*Given exercise*
Your task is to return, word for word, only the lines from the line with "Give me a plain-text" through the close of the data. Exclude all pictures.

*Data in this exercise*
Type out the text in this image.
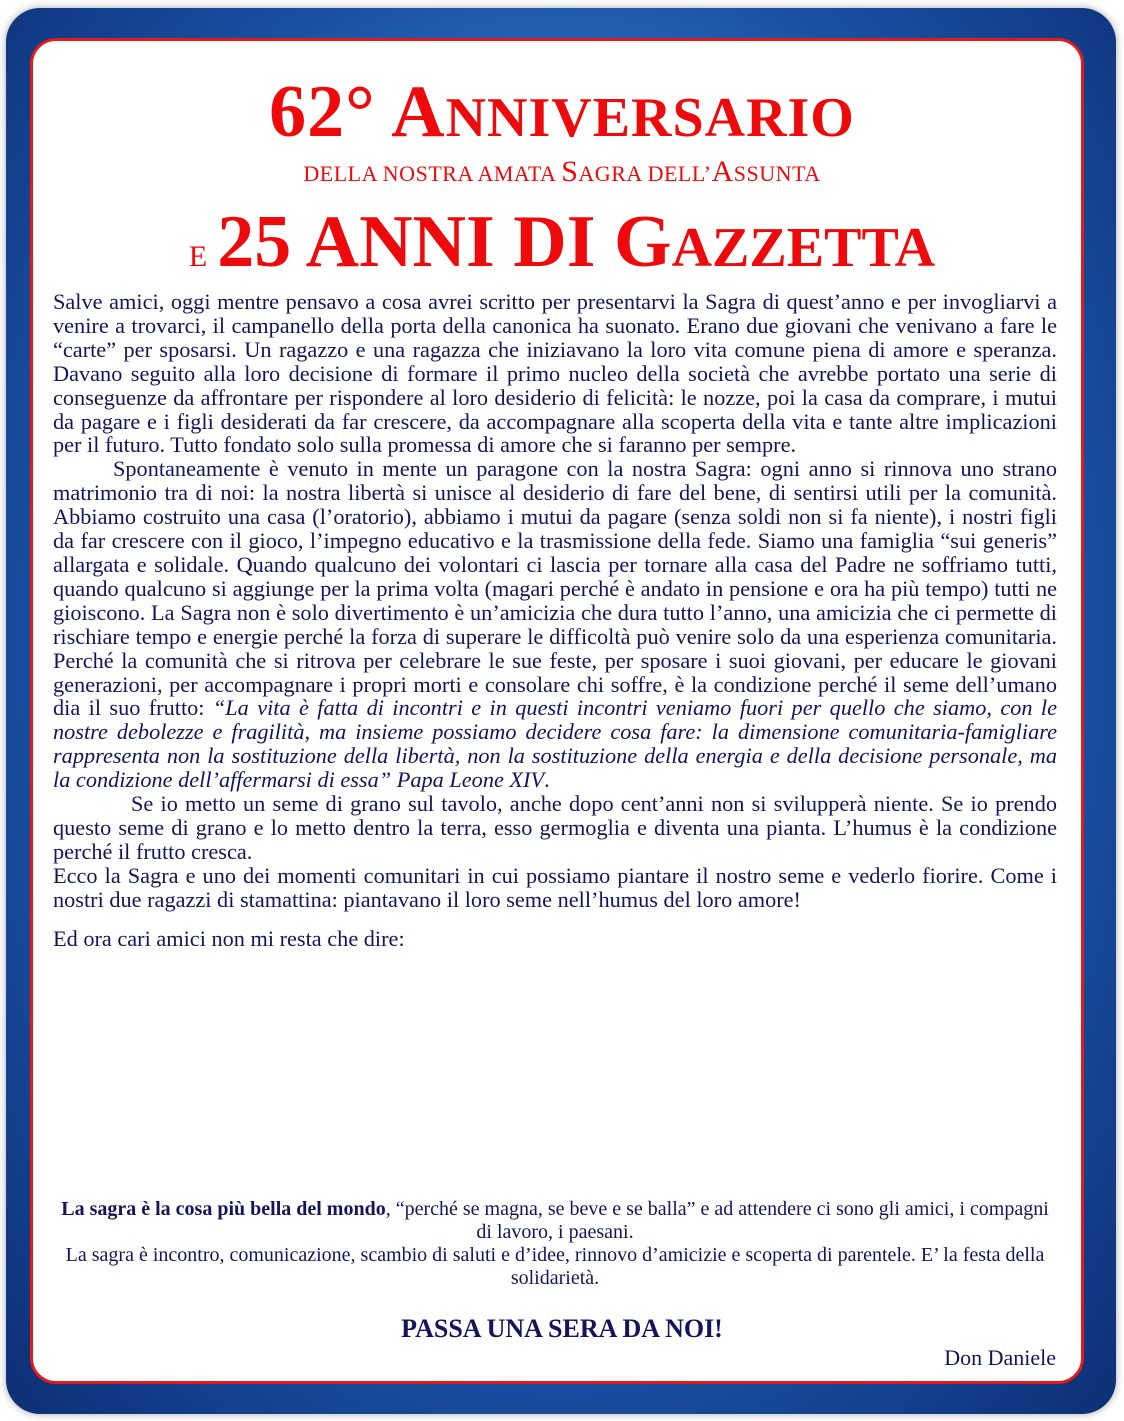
62° ANNIVERSARIO
DELLA NOSTRA AMATA SAGRA DELL’ASSUNTA
E 25 ANNI DI GAZZETTA

Salve amici, oggi mentre pensavo a cosa avrei scritto per presentarvi la Sagra di quest’anno e per invogliarvi a venire a trovarci, il campanello della porta della canonica ha suonato. Erano due giovani che venivano a fare le “carte” per sposarsi. Un ragazzo e una ragazza che iniziavano la loro vita comune piena di amore e speranza. Davano seguito alla loro decisione di formare il primo nucleo della società che avrebbe portato una serie di conseguenze da affrontare per rispondere al loro desiderio di felicità: le nozze, poi la casa da comprare, i mutui da pagare e i figli desiderati da far crescere, da accompagnare alla scoperta della vita e tante altre implicazioni per il futuro. Tutto fondato solo sulla promessa di amore che si faranno per sempre.

Spontaneamente è venuto in mente un paragone con la nostra Sagra: ogni anno si rinnova uno strano matrimonio tra di noi: la nostra libertà si unisce al desiderio di fare del bene, di sentirsi utili per la comunità. Abbiamo costruito una casa (l’oratorio), abbiamo i mutui da pagare (senza soldi non si fa niente), i nostri figli da far crescere con il gioco, l’impegno educativo e la trasmissione della fede. Siamo una famiglia “sui generis” allargata e solidale. Quando qualcuno dei volontari ci lascia per tornare alla casa del Padre ne soffriamo tutti, quando qualcuno si aggiunge per la prima volta (magari perché è andato in pensione e ora ha più tempo) tutti ne gioiscono. La Sagra non è solo divertimento è un’amicizia che dura tutto l’anno, una amicizia che ci permette di rischiare tempo e energie perché la forza di superare le difficoltà può venire solo da una esperienza comunitaria. Perché la comunità che si ritrova per celebrare le sue feste, per sposare i suoi giovani, per educare le giovani generazioni, per accompagnare i propri morti e consolare chi soffre, è la condizione perché il seme dell’umano dia il suo frutto: “La vita è fatta di incontri e in questi incontri veniamo fuori per quello che siamo, con le nostre debolezze e fragilità, ma insieme possiamo decidere cosa fare: la dimensione comunitaria-famigliare rappresenta non la sostituzione della libertà, non la sostituzione della energia e della decisione personale, ma la condizione dell’affermarsi di essa” Papa Leone XIV.

Se io metto un seme di grano sul tavolo, anche dopo cent’anni non si svilupperà niente. Se io prendo questo seme di grano e lo metto dentro la terra, esso germoglia e diventa una pianta. L’humus è la condizione perché il frutto cresca.

Ecco la Sagra e uno dei momenti comunitari in cui possiamo piantare il nostro seme e vederlo fiorire. Come i nostri due ragazzi di stamattina: piantavano il loro seme nell’humus del loro amore!

Ed ora cari amici non mi resta che dire:

La sagra è la cosa più bella del mondo, “perché se magna, se beve e se balla” e ad attendere ci sono gli amici, i compagni di lavoro, i paesani.
La sagra è incontro, comunicazione, scambio di saluti e d’idee, rinnovo d’amicizie e scoperta di parentele. E’ la festa della solidarietà.
PASSA UNA SERA DA NOI!
Don Daniele
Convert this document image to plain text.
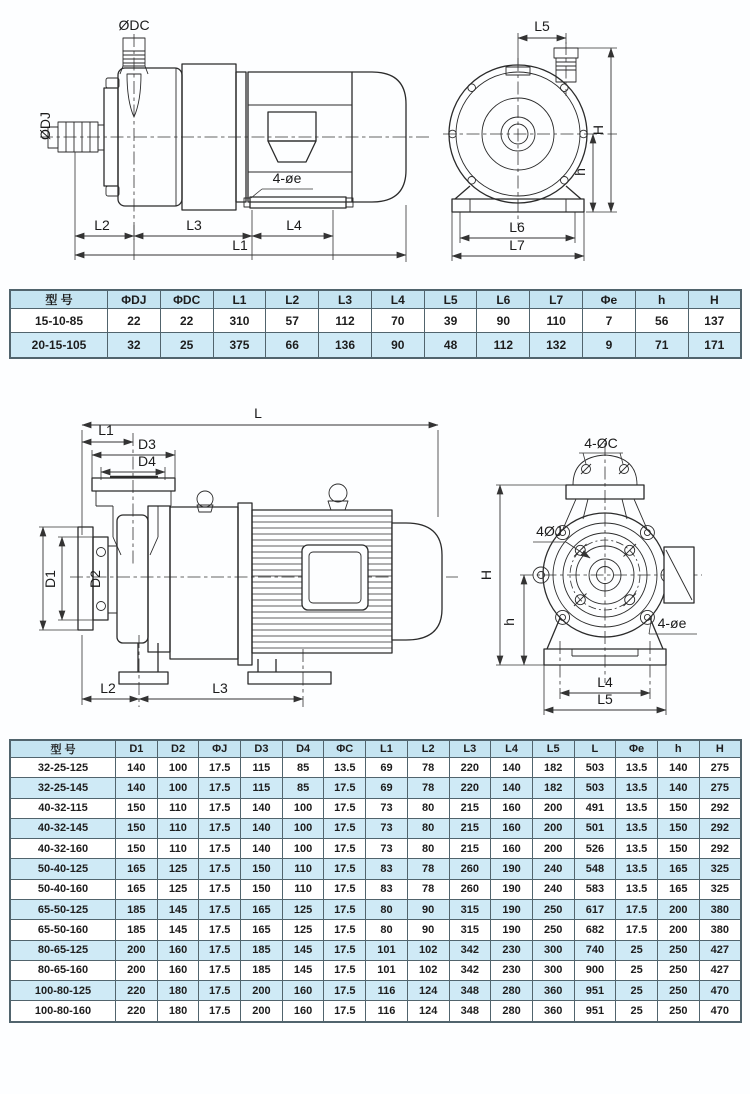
ØDC
ØDJ
4-øe
L2	L3	L4
L1
L5
H
h
L6
L7
型 号	ΦDJ	ΦDC	L1	L2	L3	L4	L5	L6	L7	Φe	h	H
15-10-85	22	22	310	57	112	70	39	90	110	7	56	137
20-15-105	32	25	375	66	136	90	48	112	132	9	71	171
L
L1
D3
D4
D1 D2
L2	L3
4-ØC
4ØJ
4-øe
H
h
L4
L5
型 号	D1	D2	ΦJ	D3	D4	ΦC	L1	L2	L3	L4	L5	L	Φe	h	H
32-25-125	140	100	17.5	115	85	13.5	69	78	220	140	182	503	13.5	140	275
32-25-145	140	100	17.5	115	85	17.5	69	78	220	140	182	503	13.5	140	275
40-32-115	150	110	17.5	140	100	17.5	73	80	215	160	200	491	13.5	150	292
40-32-145	150	110	17.5	140	100	17.5	73	80	215	160	200	501	13.5	150	292
40-32-160	150	110	17.5	140	100	17.5	73	80	215	160	200	526	13.5	150	292
50-40-125	165	125	17.5	150	110	17.5	83	78	260	190	240	548	13.5	165	325
50-40-160	165	125	17.5	150	110	17.5	83	78	260	190	240	583	13.5	165	325
65-50-125	185	145	17.5	165	125	17.5	80	90	315	190	250	617	17.5	200	380
65-50-160	185	145	17.5	165	125	17.5	80	90	315	190	250	682	17.5	200	380
80-65-125	200	160	17.5	185	145	17.5	101	102	342	230	300	740	25	250	427
80-65-160	200	160	17.5	185	145	17.5	101	102	342	230	300	900	25	250	427
100-80-125	220	180	17.5	200	160	17.5	116	124	348	280	360	951	25	250	470
100-80-160	220	180	17.5	200	160	17.5	116	124	348	280	360	951	25	250	470
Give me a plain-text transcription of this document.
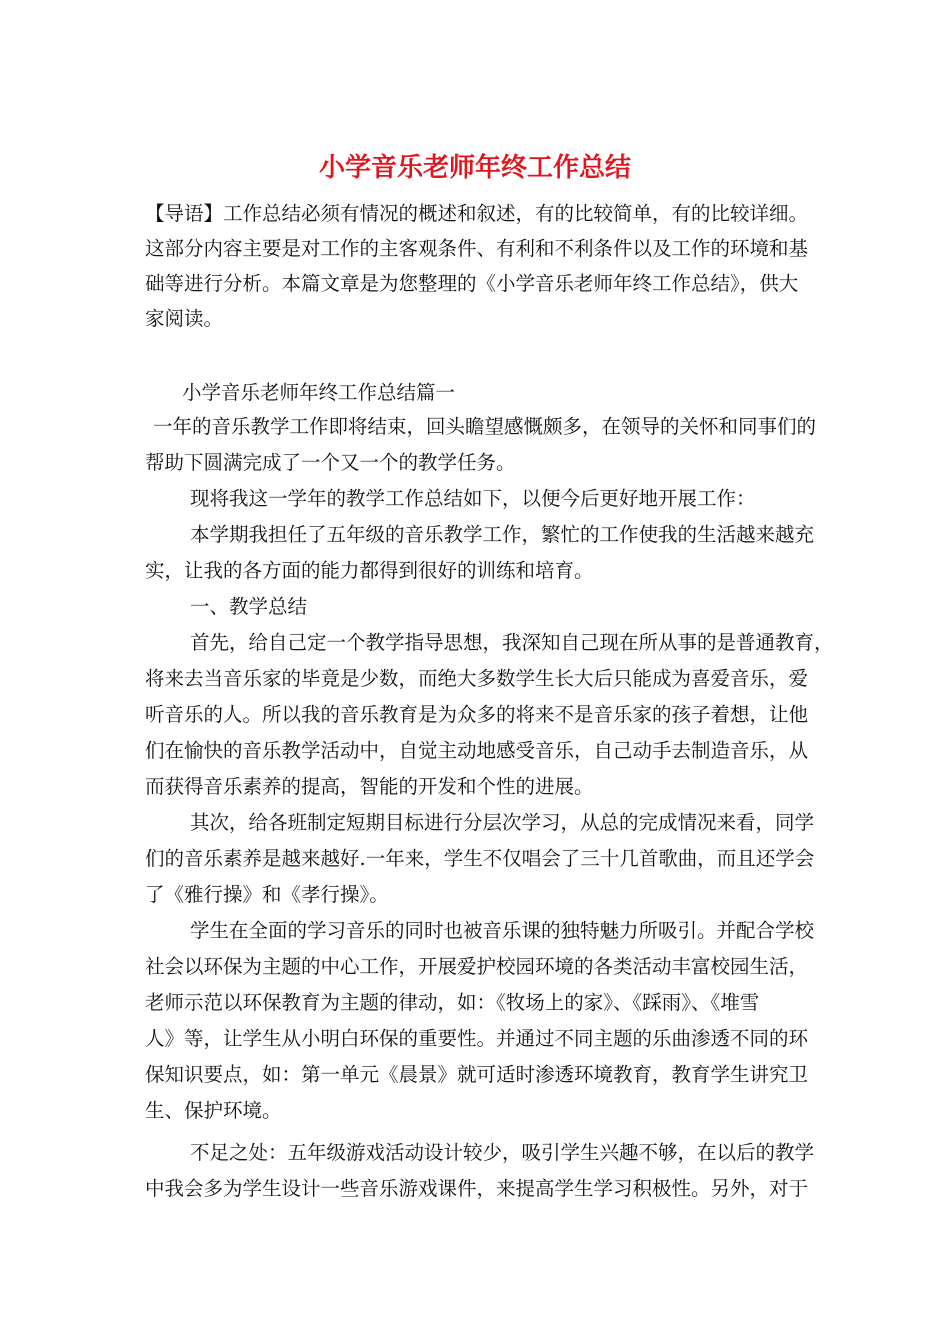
小学音乐老师年终工作总结

【导语】工作总结必须有情况的概述和叙述，有的比较简单，有的比较详细。

这部分内容主要是对工作的主客观条件、有利和不利条件以及工作的环境和基

础等进行分析。本篇文章是为您整理的《小学音乐老师年终工作总结》，供大

家阅读。

小学音乐老师年终工作总结篇一

一年的音乐教学工作即将结束，回头瞻望感慨颇多，在领导的关怀和同事们的

帮助下圆满完成了一个又一个的教学任务。

现将我这一学年的教学工作总结如下，以便今后更好地开展工作：

本学期我担任了五年级的音乐教学工作，繁忙的工作使我的生活越来越充

实，让我的各方面的能力都得到很好的训练和培育。

一、教学总结

首先，给自己定一个教学指导思想，我深知自己现在所从事的是普通教育，

将来去当音乐家的毕竟是少数，而绝大多数学生长大后只能成为喜爱音乐，爱

听音乐的人。所以我的音乐教育是为众多的将来不是音乐家的孩子着想，让他

们在愉快的音乐教学活动中，自觉主动地感受音乐，自己动手去制造音乐，从

而获得音乐素养的提高，智能的开发和个性的进展。

其次，给各班制定短期目标进行分层次学习，从总的完成情况来看，同学

们的音乐素养是越来越好.一年来，学生不仅唱会了三十几首歌曲，而且还学会

了《雅行操》和《孝行操》。

学生在全面的学习音乐的同时也被音乐课的独特魅力所吸引。并配合学校

社会以环保为主题的中心工作，开展爱护校园环境的各类活动丰富校园生活，

老师示范以环保教育为主题的律动，如：《牧场上的家》、《踩雨》、《堆雪

人》等，让学生从小明白环保的重要性。并通过不同主题的乐曲渗透不同的环

保知识要点，如：第一单元《晨景》就可适时渗透环境教育，教育学生讲究卫

生、保护环境。

不足之处：五年级游戏活动设计较少，吸引学生兴趣不够，在以后的教学

中我会多为学生设计一些音乐游戏课件，来提高学生学习积极性。另外，对于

*Problem solution*
Give me a plain-text transcription of this document.
小学音乐老师年终工作总结

【导语】工作总结必须有情况的概述和叙述，有的比较简单，有的比较详细。

这部分内容主要是对工作的主客观条件、有利和不利条件以及工作的环境和基

础等进行分析。本篇文章是为您整理的《小学音乐老师年终工作总结》，供大

家阅读。

小学音乐老师年终工作总结篇一

一年的音乐教学工作即将结束，回头瞻望感慨颇多，在领导的关怀和同事们的

帮助下圆满完成了一个又一个的教学任务。

现将我这一学年的教学工作总结如下，以便今后更好地开展工作：

本学期我担任了五年级的音乐教学工作，繁忙的工作使我的生活越来越充

实，让我的各方面的能力都得到很好的训练和培育。

一、教学总结

首先，给自己定一个教学指导思想，我深知自己现在所从事的是普通教育，

将来去当音乐家的毕竟是少数，而绝大多数学生长大后只能成为喜爱音乐，爱

听音乐的人。所以我的音乐教育是为众多的将来不是音乐家的孩子着想，让他

们在愉快的音乐教学活动中，自觉主动地感受音乐，自己动手去制造音乐，从

而获得音乐素养的提高，智能的开发和个性的进展。

其次，给各班制定短期目标进行分层次学习，从总的完成情况来看，同学

们的音乐素养是越来越好.一年来，学生不仅唱会了三十几首歌曲，而且还学会

了《雅行操》和《孝行操》。

学生在全面的学习音乐的同时也被音乐课的独特魅力所吸引。并配合学校

社会以环保为主题的中心工作，开展爱护校园环境的各类活动丰富校园生活，

老师示范以环保教育为主题的律动，如：《牧场上的家》、《踩雨》、《堆雪

人》等，让学生从小明白环保的重要性。并通过不同主题的乐曲渗透不同的环

保知识要点，如：第一单元《晨景》就可适时渗透环境教育，教育学生讲究卫

生、保护环境。

不足之处：五年级游戏活动设计较少，吸引学生兴趣不够，在以后的教学

中我会多为学生设计一些音乐游戏课件，来提高学生学习积极性。另外，对于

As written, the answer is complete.